◆ Aim of the task ◆
Drop every picture, then transcribe the remaining data exactly.

◆ Supplied material ◆
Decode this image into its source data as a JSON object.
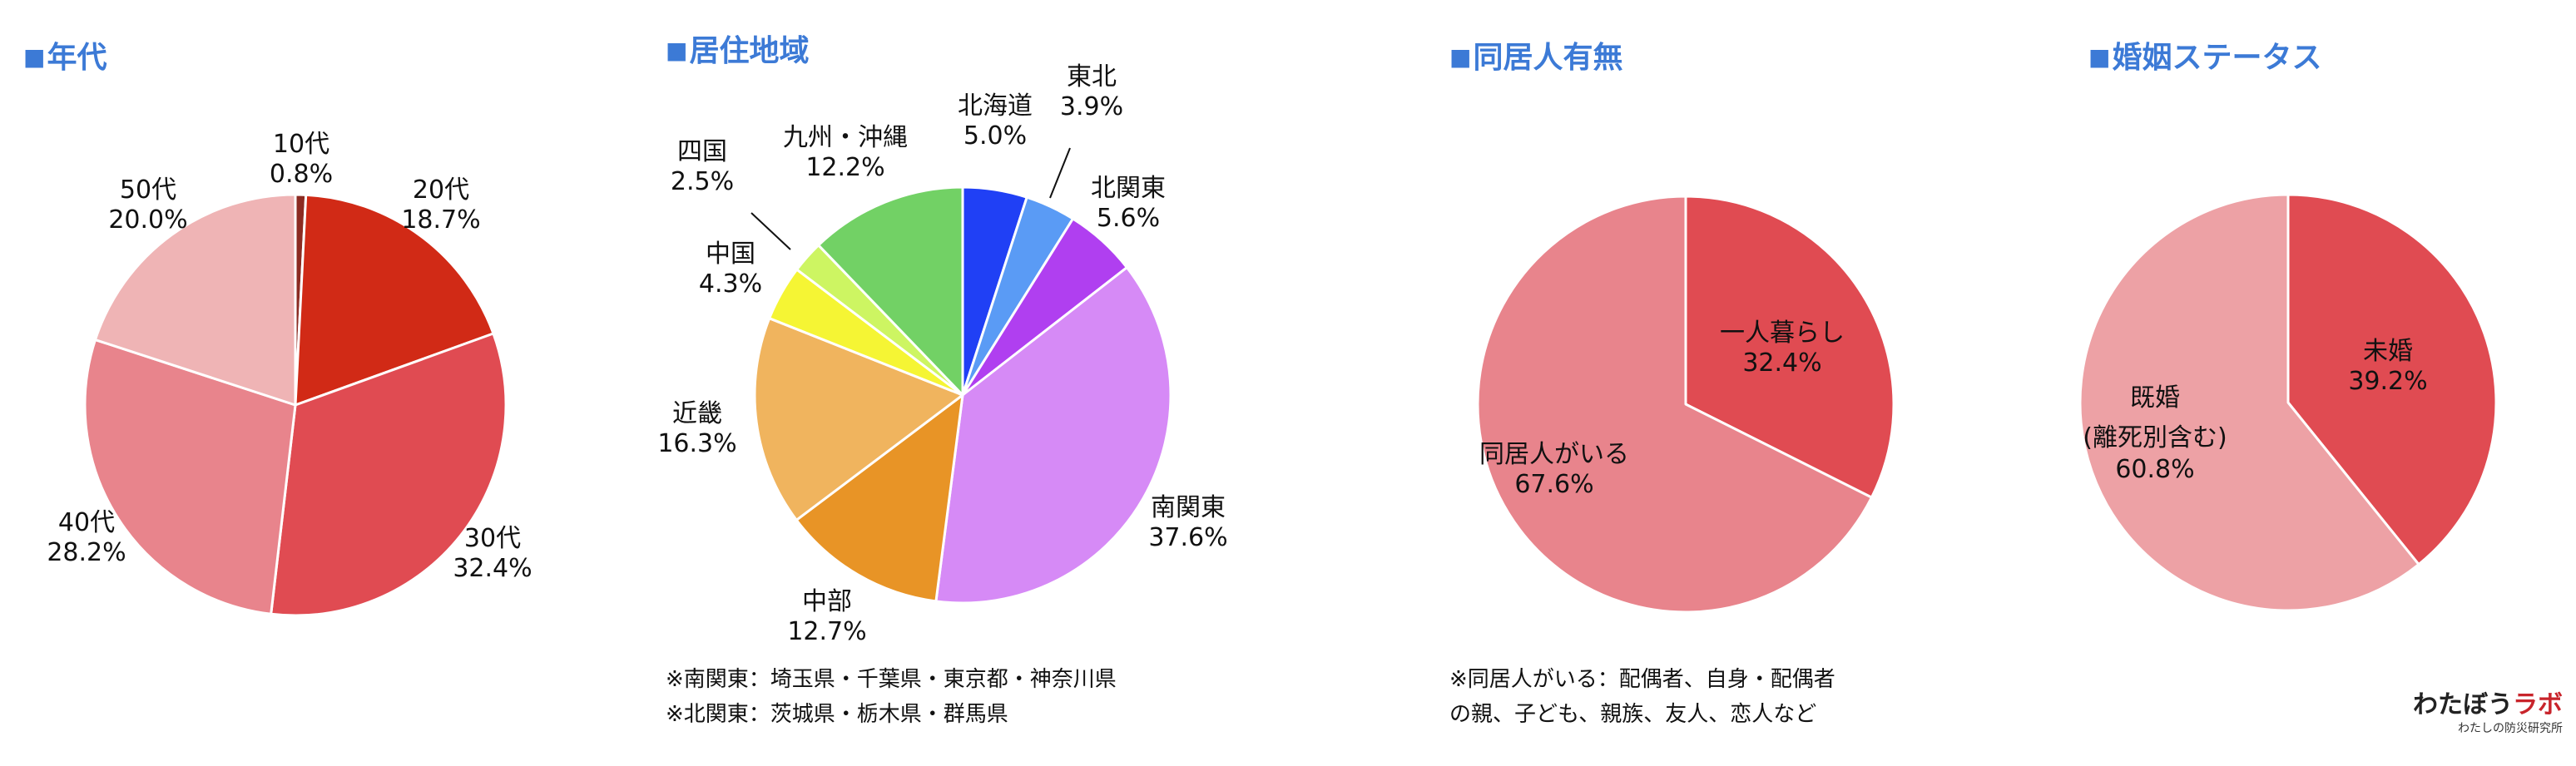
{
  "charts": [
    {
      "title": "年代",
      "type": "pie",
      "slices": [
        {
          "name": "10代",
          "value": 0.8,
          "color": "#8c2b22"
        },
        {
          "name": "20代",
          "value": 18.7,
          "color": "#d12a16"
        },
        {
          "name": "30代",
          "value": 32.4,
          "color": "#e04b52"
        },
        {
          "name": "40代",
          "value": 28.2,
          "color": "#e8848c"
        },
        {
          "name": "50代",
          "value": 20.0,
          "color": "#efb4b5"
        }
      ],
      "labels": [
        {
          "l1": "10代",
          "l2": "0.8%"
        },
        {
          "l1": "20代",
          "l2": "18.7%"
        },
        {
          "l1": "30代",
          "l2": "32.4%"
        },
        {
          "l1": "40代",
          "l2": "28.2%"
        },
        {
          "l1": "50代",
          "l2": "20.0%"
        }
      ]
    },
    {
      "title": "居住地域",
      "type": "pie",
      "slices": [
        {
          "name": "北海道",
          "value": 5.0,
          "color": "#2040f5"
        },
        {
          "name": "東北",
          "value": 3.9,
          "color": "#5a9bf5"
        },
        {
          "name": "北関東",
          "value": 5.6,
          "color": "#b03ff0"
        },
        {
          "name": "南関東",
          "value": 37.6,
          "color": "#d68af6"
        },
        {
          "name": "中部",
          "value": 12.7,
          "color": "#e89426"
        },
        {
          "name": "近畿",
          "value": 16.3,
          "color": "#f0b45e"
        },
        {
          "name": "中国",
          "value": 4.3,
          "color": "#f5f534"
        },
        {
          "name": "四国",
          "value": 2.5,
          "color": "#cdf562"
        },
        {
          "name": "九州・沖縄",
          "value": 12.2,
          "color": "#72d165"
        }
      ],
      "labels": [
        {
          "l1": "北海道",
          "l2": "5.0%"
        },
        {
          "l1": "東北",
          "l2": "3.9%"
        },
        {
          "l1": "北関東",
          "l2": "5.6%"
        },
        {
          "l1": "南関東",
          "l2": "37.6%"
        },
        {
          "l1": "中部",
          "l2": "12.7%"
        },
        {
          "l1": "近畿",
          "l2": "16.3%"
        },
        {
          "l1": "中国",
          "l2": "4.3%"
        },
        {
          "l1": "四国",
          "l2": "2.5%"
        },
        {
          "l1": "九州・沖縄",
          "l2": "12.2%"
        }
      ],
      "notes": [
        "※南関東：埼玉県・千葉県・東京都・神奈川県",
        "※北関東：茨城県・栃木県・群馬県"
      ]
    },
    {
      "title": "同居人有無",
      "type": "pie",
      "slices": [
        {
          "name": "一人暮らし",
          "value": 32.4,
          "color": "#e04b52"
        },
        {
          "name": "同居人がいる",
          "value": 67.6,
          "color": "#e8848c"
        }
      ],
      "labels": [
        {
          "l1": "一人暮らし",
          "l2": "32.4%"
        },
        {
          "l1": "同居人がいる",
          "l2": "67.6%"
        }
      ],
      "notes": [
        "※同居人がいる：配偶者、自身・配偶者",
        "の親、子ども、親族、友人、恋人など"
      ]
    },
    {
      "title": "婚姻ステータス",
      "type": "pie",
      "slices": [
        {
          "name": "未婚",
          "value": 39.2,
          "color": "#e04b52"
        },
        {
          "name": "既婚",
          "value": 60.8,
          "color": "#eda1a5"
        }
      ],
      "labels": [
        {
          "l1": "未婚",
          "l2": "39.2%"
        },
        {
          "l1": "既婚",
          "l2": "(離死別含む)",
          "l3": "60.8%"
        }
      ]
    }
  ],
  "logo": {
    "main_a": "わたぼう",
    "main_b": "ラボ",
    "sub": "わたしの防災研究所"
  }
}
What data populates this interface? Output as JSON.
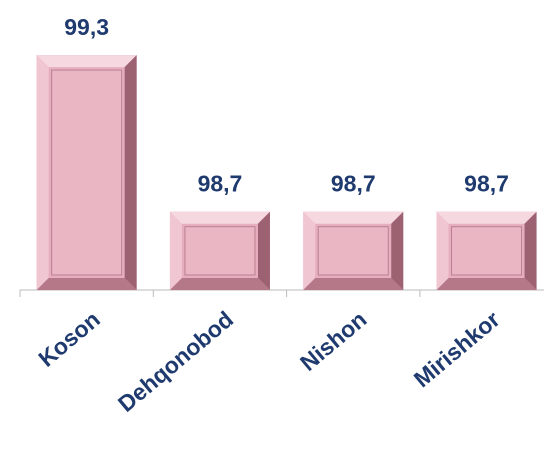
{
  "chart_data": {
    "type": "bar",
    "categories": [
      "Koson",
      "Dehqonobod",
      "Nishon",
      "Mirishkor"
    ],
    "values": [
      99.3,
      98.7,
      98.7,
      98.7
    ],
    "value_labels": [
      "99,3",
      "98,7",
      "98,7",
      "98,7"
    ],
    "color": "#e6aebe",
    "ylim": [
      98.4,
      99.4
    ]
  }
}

◆ Response below ◆
Decode this image into its source data as a JSON object.
{
  "charts": [
    {
      "title": "年代",
      "type": "pie",
      "slices": [
        {
          "name": "10代",
          "value": 0.8,
          "color": "#8c2b22"
        },
        {
          "name": "20代",
          "value": 18.7,
          "color": "#d12a16"
        },
        {
          "name": "30代",
          "value": 32.4,
          "color": "#e04b52"
        },
        {
          "name": "40代",
          "value": 28.2,
          "color": "#e8848c"
        },
        {
          "name": "50代",
          "value": 20.0,
          "color": "#efb4b5"
        }
      ],
      "labels": [
        {
          "l1": "10代",
          "l2": "0.8%"
        },
        {
          "l1": "20代",
          "l2": "18.7%"
        },
        {
          "l1": "30代",
          "l2": "32.4%"
        },
        {
          "l1": "40代",
          "l2": "28.2%"
        },
        {
          "l1": "50代",
          "l2": "20.0%"
        }
      ]
    },
    {
      "title": "居住地域",
      "type": "pie",
      "slices": [
        {
          "name": "北海道",
          "value": 5.0,
          "color": "#2040f5"
        },
        {
          "name": "東北",
          "value": 3.9,
          "color": "#5a9bf5"
        },
        {
          "name": "北関東",
          "value": 5.6,
          "color": "#b03ff0"
        },
        {
          "name": "南関東",
          "value": 37.6,
          "color": "#d68af6"
        },
        {
          "name": "中部",
          "value": 12.7,
          "color": "#e89426"
        },
        {
          "name": "近畿",
          "value": 16.3,
          "color": "#f0b45e"
        },
        {
          "name": "中国",
          "value": 4.3,
          "color": "#f5f534"
        },
        {
          "name": "四国",
          "value": 2.5,
          "color": "#cdf562"
        },
        {
          "name": "九州・沖縄",
          "value": 12.2,
          "color": "#72d165"
        }
      ],
      "labels": [
        {
          "l1": "北海道",
          "l2": "5.0%"
        },
        {
          "l1": "東北",
          "l2": "3.9%"
        },
        {
          "l1": "北関東",
          "l2": "5.6%"
        },
        {
          "l1": "南関東",
          "l2": "37.6%"
        },
        {
          "l1": "中部",
          "l2": "12.7%"
        },
        {
          "l1": "近畿",
          "l2": "16.3%"
        },
        {
          "l1": "中国",
          "l2": "4.3%"
        },
        {
          "l1": "四国",
          "l2": "2.5%"
        },
        {
          "l1": "九州・沖縄",
          "l2": "12.2%"
        }
      ],
      "notes": [
        "※南関東：埼玉県・千葉県・東京都・神奈川県",
        "※北関東：茨城県・栃木県・群馬県"
      ]
    },
    {
      "title": "同居人有無",
      "type": "pie",
      "slices": [
        {
          "name": "一人暮らし",
          "value": 32.4,
          "color": "#e04b52"
        },
        {
          "name": "同居人がいる",
          "value": 67.6,
          "color": "#e8848c"
        }
      ],
      "labels": [
        {
          "l1": "一人暮らし",
          "l2": "32.4%"
        },
        {
          "l1": "同居人がいる",
          "l2": "67.6%"
        }
      ],
      "notes": [
        "※同居人がいる：配偶者、自身・配偶者",
        "の親、子ども、親族、友人、恋人など"
      ]
    },
    {
      "title": "婚姻ステータス",
      "type": "pie",
      "slices": [
        {
          "name": "未婚",
          "value": 39.2,
          "color": "#e04b52"
        },
        {
          "name": "既婚",
          "value": 60.8,
          "color": "#eda1a5"
        }
      ],
      "labels": [
        {
          "l1": "未婚",
          "l2": "39.2%"
        },
        {
          "l1": "既婚",
          "l2": "(離死別含む)",
          "l3": "60.8%"
        }
      ]
    }
  ],
  "logo": {
    "main_a": "わたぼう",
    "main_b": "ラボ",
    "sub": "わたしの防災研究所"
  }
}
What data populates this interface? Output as JSON.
{
  "chart_data": {
    "type": "bar",
    "categories": [
      "Koson",
      "Dehqonobod",
      "Nishon",
      "Mirishkor"
    ],
    "values": [
      99.3,
      98.7,
      98.7,
      98.7
    ],
    "value_labels": [
      "99,3",
      "98,7",
      "98,7",
      "98,7"
    ],
    "color": "#e6aebe",
    "ylim": [
      98.4,
      99.4
    ]
  }
}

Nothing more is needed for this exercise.